# REQUIRED WORK
Pictures should be excluded; otherwise, copy every entry exactly.

# RECORDS SUPPLIED
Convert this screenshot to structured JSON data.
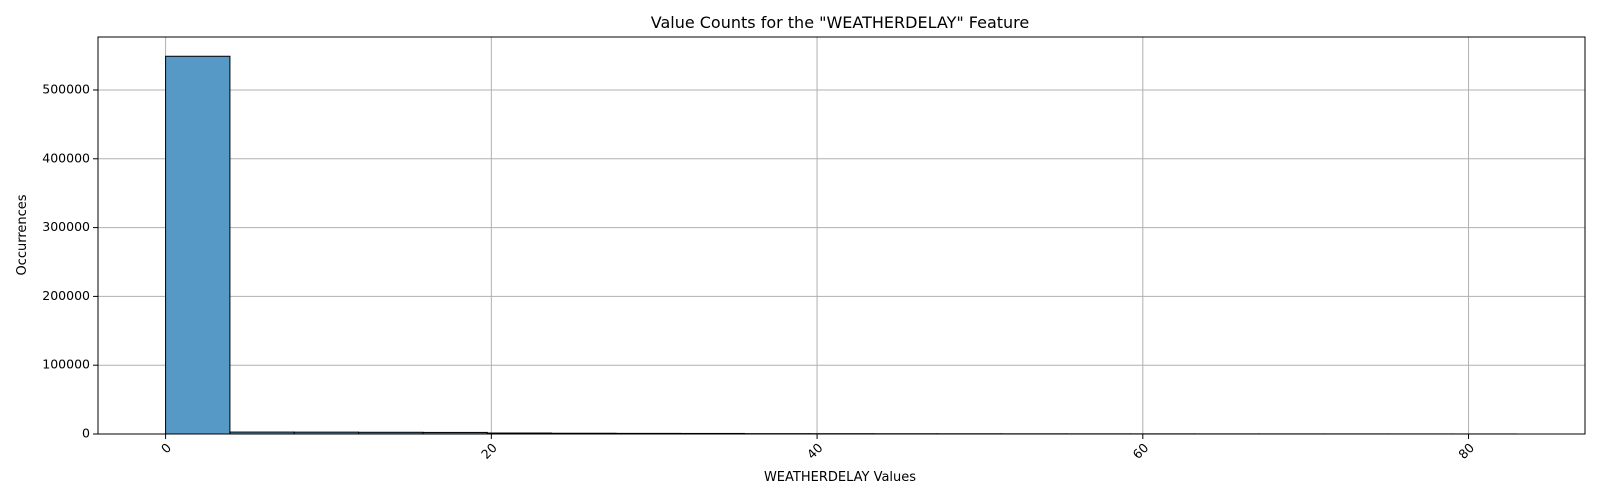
{
  "chart_data": {
    "type": "bar",
    "title": "Value Counts for the \"WEATHERDELAY\" Feature",
    "xlabel": "WEATHERDELAY Values",
    "ylabel": "Occurrences",
    "xlim": [
      -4.15,
      87.15
    ],
    "ylim": [
      0,
      577000
    ],
    "x_ticks": [
      0,
      20,
      40,
      60,
      80
    ],
    "x_tick_labels": [
      "0",
      "20",
      "40",
      "60",
      "80"
    ],
    "x_tick_rotation": 45,
    "y_ticks": [
      0,
      100000,
      200000,
      300000,
      400000,
      500000
    ],
    "y_tick_labels": [
      "0",
      "100000",
      "200000",
      "300000",
      "400000",
      "500000"
    ],
    "grid": true,
    "bar_color": "#5799c6",
    "bins": [
      {
        "start": 0,
        "end": 3.95,
        "value": 549000
      },
      {
        "start": 3.95,
        "end": 7.9,
        "value": 2800
      },
      {
        "start": 7.9,
        "end": 11.85,
        "value": 2700
      },
      {
        "start": 11.85,
        "end": 15.8,
        "value": 2500
      },
      {
        "start": 15.8,
        "end": 19.75,
        "value": 2300
      },
      {
        "start": 19.75,
        "end": 23.7,
        "value": 1400
      },
      {
        "start": 23.7,
        "end": 27.65,
        "value": 1100
      },
      {
        "start": 27.65,
        "end": 31.6,
        "value": 900
      },
      {
        "start": 31.6,
        "end": 35.55,
        "value": 800
      },
      {
        "start": 35.55,
        "end": 39.5,
        "value": 500
      },
      {
        "start": 39.5,
        "end": 43.45,
        "value": 450
      },
      {
        "start": 43.45,
        "end": 47.4,
        "value": 380
      },
      {
        "start": 47.4,
        "end": 51.35,
        "value": 330
      },
      {
        "start": 51.35,
        "end": 55.3,
        "value": 280
      },
      {
        "start": 55.3,
        "end": 59.25,
        "value": 240
      },
      {
        "start": 59.25,
        "end": 63.2,
        "value": 210
      },
      {
        "start": 63.2,
        "end": 67.15,
        "value": 180
      },
      {
        "start": 67.15,
        "end": 71.1,
        "value": 160
      },
      {
        "start": 71.1,
        "end": 75.05,
        "value": 140
      },
      {
        "start": 75.05,
        "end": 79.0,
        "value": 120
      },
      {
        "start": 79.0,
        "end": 82.95,
        "value": 100
      }
    ]
  }
}
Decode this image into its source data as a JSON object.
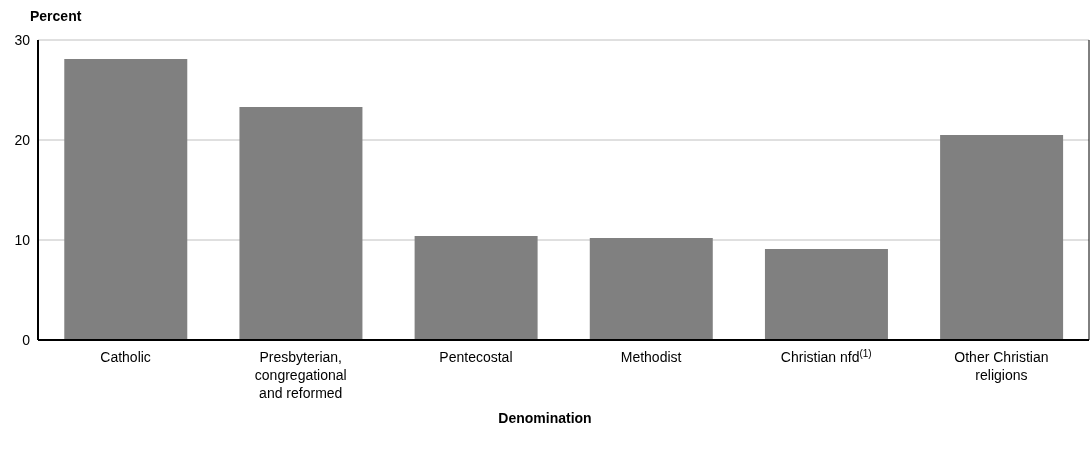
{
  "chart_data": {
    "type": "bar",
    "xlabel": "Denomination",
    "ylabel": "Percent",
    "categories": [
      "Catholic",
      "Presbyterian, congregational and reformed",
      "Pentecostal",
      "Methodist",
      "Christian nfd$^{(1)}$",
      "Other Christian religions"
    ],
    "values": [
      28.1,
      23.3,
      10.4,
      10.2,
      9.1,
      20.5
    ],
    "color": "#808080",
    "ylim": [
      0,
      30
    ],
    "yticks": [
      0,
      10,
      20,
      30
    ],
    "grid": "y"
  }
}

# FULL ANSWER
Convert this screenshot to structured JSON data.
{
  "chart_data": {
    "type": "bar",
    "title": "Value Counts for the \"WEATHERDELAY\" Feature",
    "xlabel": "WEATHERDELAY Values",
    "ylabel": "Occurrences",
    "xlim": [
      -4.15,
      87.15
    ],
    "ylim": [
      0,
      577000
    ],
    "x_ticks": [
      0,
      20,
      40,
      60,
      80
    ],
    "x_tick_labels": [
      "0",
      "20",
      "40",
      "60",
      "80"
    ],
    "x_tick_rotation": 45,
    "y_ticks": [
      0,
      100000,
      200000,
      300000,
      400000,
      500000
    ],
    "y_tick_labels": [
      "0",
      "100000",
      "200000",
      "300000",
      "400000",
      "500000"
    ],
    "grid": true,
    "bar_color": "#5799c6",
    "bins": [
      {
        "start": 0,
        "end": 3.95,
        "value": 549000
      },
      {
        "start": 3.95,
        "end": 7.9,
        "value": 2800
      },
      {
        "start": 7.9,
        "end": 11.85,
        "value": 2700
      },
      {
        "start": 11.85,
        "end": 15.8,
        "value": 2500
      },
      {
        "start": 15.8,
        "end": 19.75,
        "value": 2300
      },
      {
        "start": 19.75,
        "end": 23.7,
        "value": 1400
      },
      {
        "start": 23.7,
        "end": 27.65,
        "value": 1100
      },
      {
        "start": 27.65,
        "end": 31.6,
        "value": 900
      },
      {
        "start": 31.6,
        "end": 35.55,
        "value": 800
      },
      {
        "start": 35.55,
        "end": 39.5,
        "value": 500
      },
      {
        "start": 39.5,
        "end": 43.45,
        "value": 450
      },
      {
        "start": 43.45,
        "end": 47.4,
        "value": 380
      },
      {
        "start": 47.4,
        "end": 51.35,
        "value": 330
      },
      {
        "start": 51.35,
        "end": 55.3,
        "value": 280
      },
      {
        "start": 55.3,
        "end": 59.25,
        "value": 240
      },
      {
        "start": 59.25,
        "end": 63.2,
        "value": 210
      },
      {
        "start": 63.2,
        "end": 67.15,
        "value": 180
      },
      {
        "start": 67.15,
        "end": 71.1,
        "value": 160
      },
      {
        "start": 71.1,
        "end": 75.05,
        "value": 140
      },
      {
        "start": 75.05,
        "end": 79.0,
        "value": 120
      },
      {
        "start": 79.0,
        "end": 82.95,
        "value": 100
      }
    ]
  }
}
Decode this image into its source data as a JSON object.
{
  "chart_data": {
    "type": "bar",
    "xlabel": "Denomination",
    "ylabel": "Percent",
    "categories": [
      "Catholic",
      "Presbyterian, congregational and reformed",
      "Pentecostal",
      "Methodist",
      "Christian nfd$^{(1)}$",
      "Other Christian religions"
    ],
    "values": [
      28.1,
      23.3,
      10.4,
      10.2,
      9.1,
      20.5
    ],
    "color": "#808080",
    "ylim": [
      0,
      30
    ],
    "yticks": [
      0,
      10,
      20,
      30
    ],
    "grid": "y"
  }
}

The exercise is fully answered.